**Extracted entries:**
◇ ◇ ◇
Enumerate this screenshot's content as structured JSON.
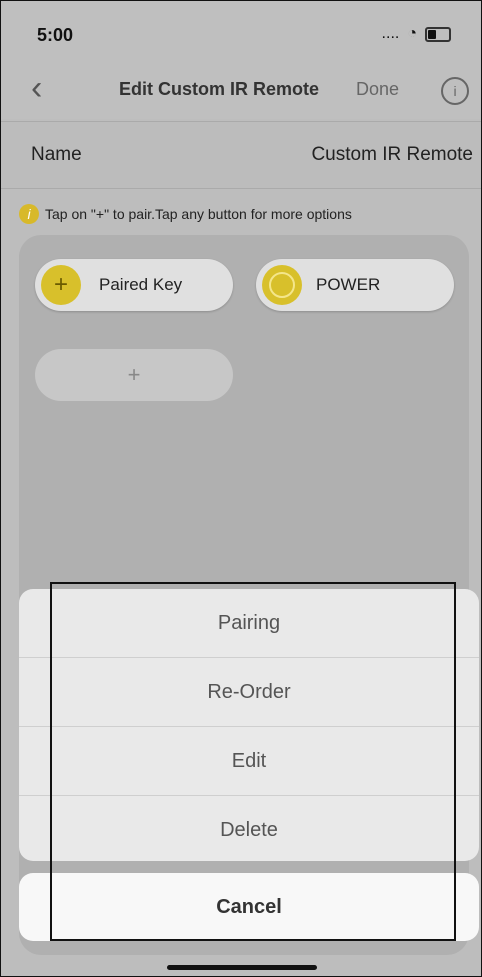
{
  "status": {
    "time": "5:00",
    "signal": "....",
    "wifi": "wifi-icon",
    "battery": "battery-icon"
  },
  "navbar": {
    "title": "Edit Custom IR Remote",
    "done_label": "Done",
    "back_icon": "chevron-left-icon",
    "info_icon": "info-icon"
  },
  "name_row": {
    "label": "Name",
    "value": "Custom IR Remote"
  },
  "hint": {
    "text": "Tap on \"+\" to pair.Tap any button for more options"
  },
  "keys": [
    {
      "label": "Paired Key",
      "icon": "plus-icon"
    },
    {
      "label": "POWER",
      "icon": "circle-icon"
    }
  ],
  "add_key": {
    "label": "+"
  },
  "action_sheet": {
    "items": [
      "Pairing",
      "Re-Order",
      "Edit",
      "Delete"
    ],
    "cancel_label": "Cancel"
  },
  "colors": {
    "accent": "#d8c02b",
    "overlay": "#bdbdbd"
  }
}
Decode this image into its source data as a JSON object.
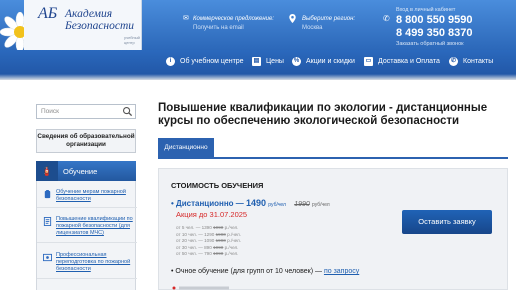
{
  "header": {
    "logo_mark": "АБ",
    "logo_title_line1": "Академия",
    "logo_title_line2": "Безопасности",
    "logo_subtitle": "учебный центр",
    "commercial_label": "Коммерческое предложение:",
    "commercial_value": "Получить на email",
    "region_label": "Выберите регион:",
    "region_value": "Москва",
    "cabinet_link": "Вход в личный кабинет",
    "phone1": "8 800 550 9590",
    "phone2": "8 499 350 8370",
    "callback_link": "Заказать обратный звонок"
  },
  "nav": {
    "items": [
      {
        "label": "Об учебном центре",
        "icon": "info-icon"
      },
      {
        "label": "Цены",
        "icon": "price-icon"
      },
      {
        "label": "Акции и скидки",
        "icon": "discount-icon"
      },
      {
        "label": "Доставка и Оплата",
        "icon": "delivery-icon"
      },
      {
        "label": "Контакты",
        "icon": "contacts-icon"
      }
    ]
  },
  "sidebar": {
    "search_placeholder": "Поиск",
    "info_box": "Сведения об образовательной организации",
    "section_title": "Обучение",
    "items": [
      {
        "label": "Обучение мерам пожарной безопасности"
      },
      {
        "label": "Повышение квалификации по пожарной безопасности (для лицензиатов МЧС)"
      },
      {
        "label": "Профессиональная переподготовка по пожарной безопасности"
      }
    ]
  },
  "main": {
    "title": "Повышение квалификации по экологии - дистанционные курсы по обеспечению экологической безопасности",
    "tab_label": "Дистанционно",
    "price_title": "СТОИМОСТЬ ОБУЧЕНИЯ",
    "remote_label": "Дистанционно —",
    "remote_price": "1490",
    "remote_unit": "руб/чел",
    "remote_old_price": "1990",
    "remote_old_unit": "руб/чел",
    "promo": "Акция до 31.07.2025",
    "tiers": [
      {
        "from": "от 5 чел. — 1390",
        "old": "1990",
        "unit": "р./чел."
      },
      {
        "from": "от 10 чел. — 1290",
        "old": "1990",
        "unit": "р./чел."
      },
      {
        "from": "от 20 чел. — 1090",
        "old": "1990",
        "unit": "р./чел."
      },
      {
        "from": "от 30 чел. — 890",
        "old": "1990",
        "unit": "р./чел."
      },
      {
        "from": "от 50 чел. — 790",
        "old": "1990",
        "unit": "р./чел."
      }
    ],
    "offline_text": "Очное обучение (для групп от 10 человек) —",
    "offline_link": "по запросу",
    "apply_button": "Оставить заявку"
  },
  "colors": {
    "brand_blue": "#2f6fc4",
    "link_blue": "#1f5fb0",
    "promo_red": "#d62828"
  }
}
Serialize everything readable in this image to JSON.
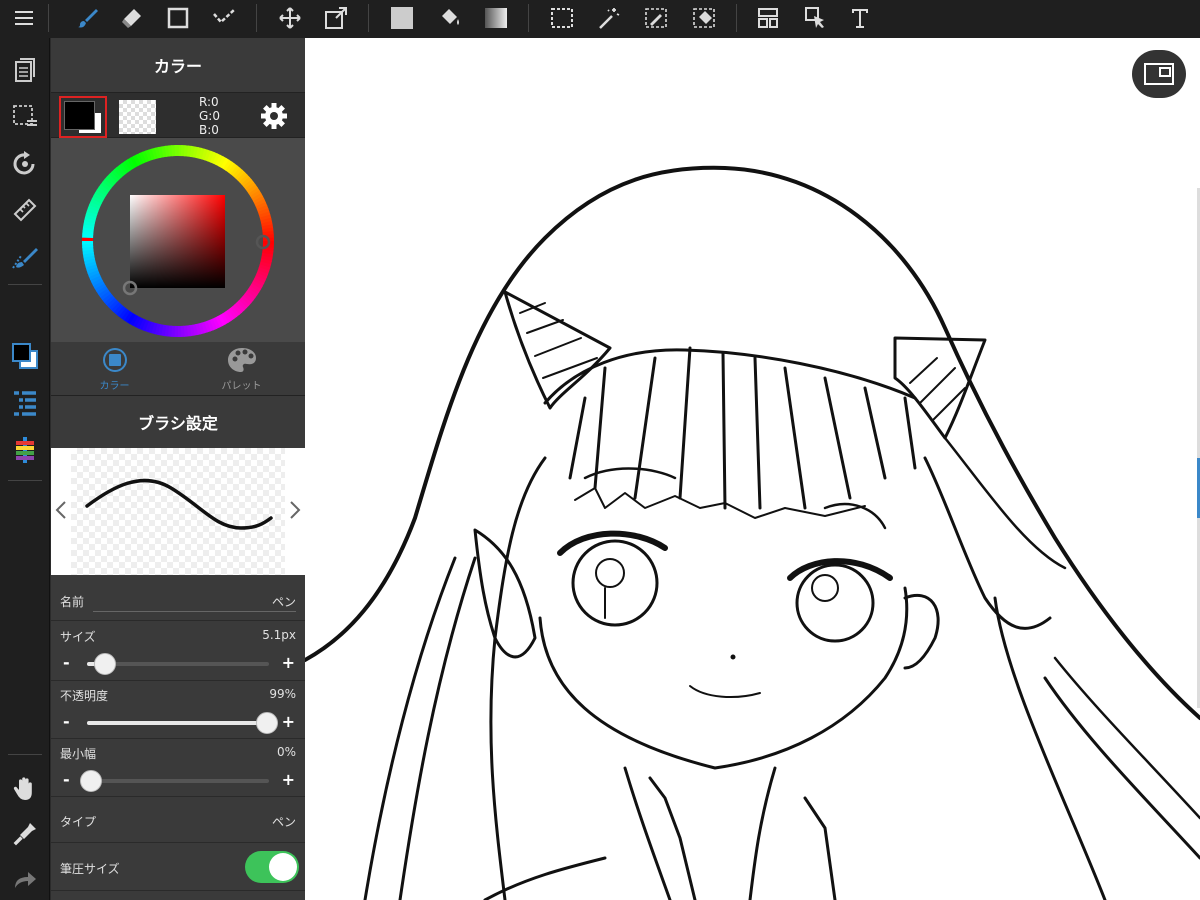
{
  "toolbar": {
    "icons": [
      "menu-icon",
      "brush-icon",
      "eraser-icon",
      "rectangle-icon",
      "dotted-line-icon",
      "move-icon",
      "transform-icon",
      "fill-color-icon",
      "bucket-icon",
      "gradient-icon",
      "select-rect-icon",
      "magic-wand-icon",
      "select-pen-icon",
      "select-eraser-icon",
      "layout-icon",
      "select-arrow-icon",
      "text-icon"
    ]
  },
  "rail": {
    "icons": [
      "pages-icon",
      "selection-icon",
      "rotate-icon",
      "ruler-icon",
      "snap-brush-icon",
      "color-swatch-icon",
      "layers-icon",
      "color-bars-icon",
      "hand-icon",
      "eyedropper-icon",
      "redo-icon"
    ]
  },
  "color_panel": {
    "title": "カラー",
    "r_label": "R:0",
    "g_label": "G:0",
    "b_label": "B:0",
    "foreground": "#000000",
    "tab_color": "カラー",
    "tab_palette": "パレット",
    "accent": "#3b88c9"
  },
  "brush_panel": {
    "title": "ブラシ設定",
    "name_label": "名前",
    "name_value": "ペン",
    "size_label": "サイズ",
    "size_value": "5.1px",
    "size_level": 0.1,
    "opacity_label": "不透明度",
    "opacity_value": "99%",
    "opacity_level": 0.99,
    "minwidth_label": "最小幅",
    "minwidth_value": "0%",
    "minwidth_level": 0.0,
    "type_label": "タイプ",
    "type_value": "ペン",
    "pressure_label": "筆圧サイズ",
    "pressure_on": true,
    "minus": "-",
    "plus": "+"
  }
}
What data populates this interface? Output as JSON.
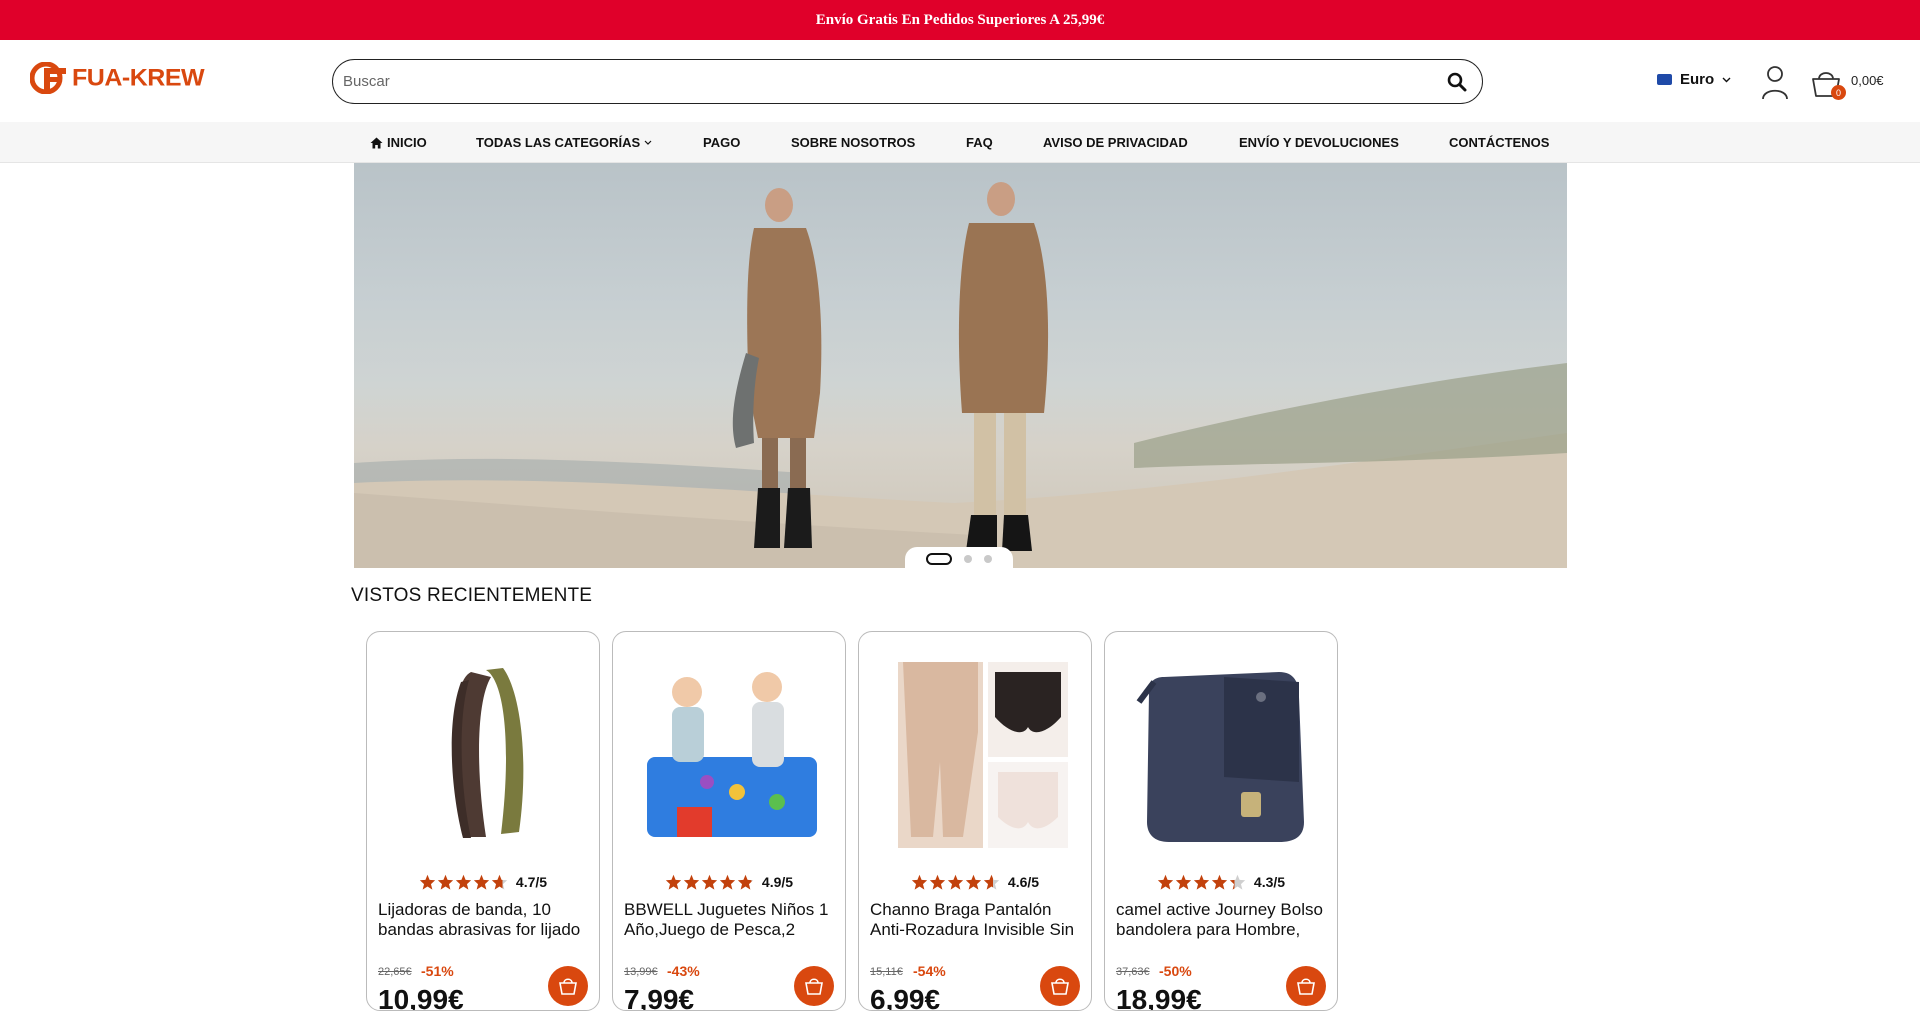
◇ ◇ ◇
**Work required:**
Of the lines above, copy each that contains "data".

**Solution to the problem:**
Decode this image into its source data as a JSON object.
What data populates this interface? Output as JSON.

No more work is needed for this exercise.